* begin *
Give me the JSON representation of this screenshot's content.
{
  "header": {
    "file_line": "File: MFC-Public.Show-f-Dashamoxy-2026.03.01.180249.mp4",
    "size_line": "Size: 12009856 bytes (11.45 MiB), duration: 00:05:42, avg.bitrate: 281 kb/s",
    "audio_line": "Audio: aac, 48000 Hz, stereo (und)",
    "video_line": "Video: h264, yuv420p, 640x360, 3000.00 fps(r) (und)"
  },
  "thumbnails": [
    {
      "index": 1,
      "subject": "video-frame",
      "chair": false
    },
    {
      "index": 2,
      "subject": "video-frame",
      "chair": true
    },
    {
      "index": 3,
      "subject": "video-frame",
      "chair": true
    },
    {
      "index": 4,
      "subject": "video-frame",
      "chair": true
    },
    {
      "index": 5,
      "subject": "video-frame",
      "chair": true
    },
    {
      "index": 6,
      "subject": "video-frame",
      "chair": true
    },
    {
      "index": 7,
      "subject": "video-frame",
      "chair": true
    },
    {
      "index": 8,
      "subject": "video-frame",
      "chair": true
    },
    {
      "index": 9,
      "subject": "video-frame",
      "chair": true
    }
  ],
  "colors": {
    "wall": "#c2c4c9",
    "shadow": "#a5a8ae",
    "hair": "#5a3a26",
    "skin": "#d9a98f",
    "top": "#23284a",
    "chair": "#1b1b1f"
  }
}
* end *
Check each line of the records above for the string "index", and report every line that has it.

      "index": 1,
      "index": 2,
      "index": 3,
      "index": 4,
      "index": 5,
      "index": 6,
      "index": 7,
      "index": 8,
      "index": 9,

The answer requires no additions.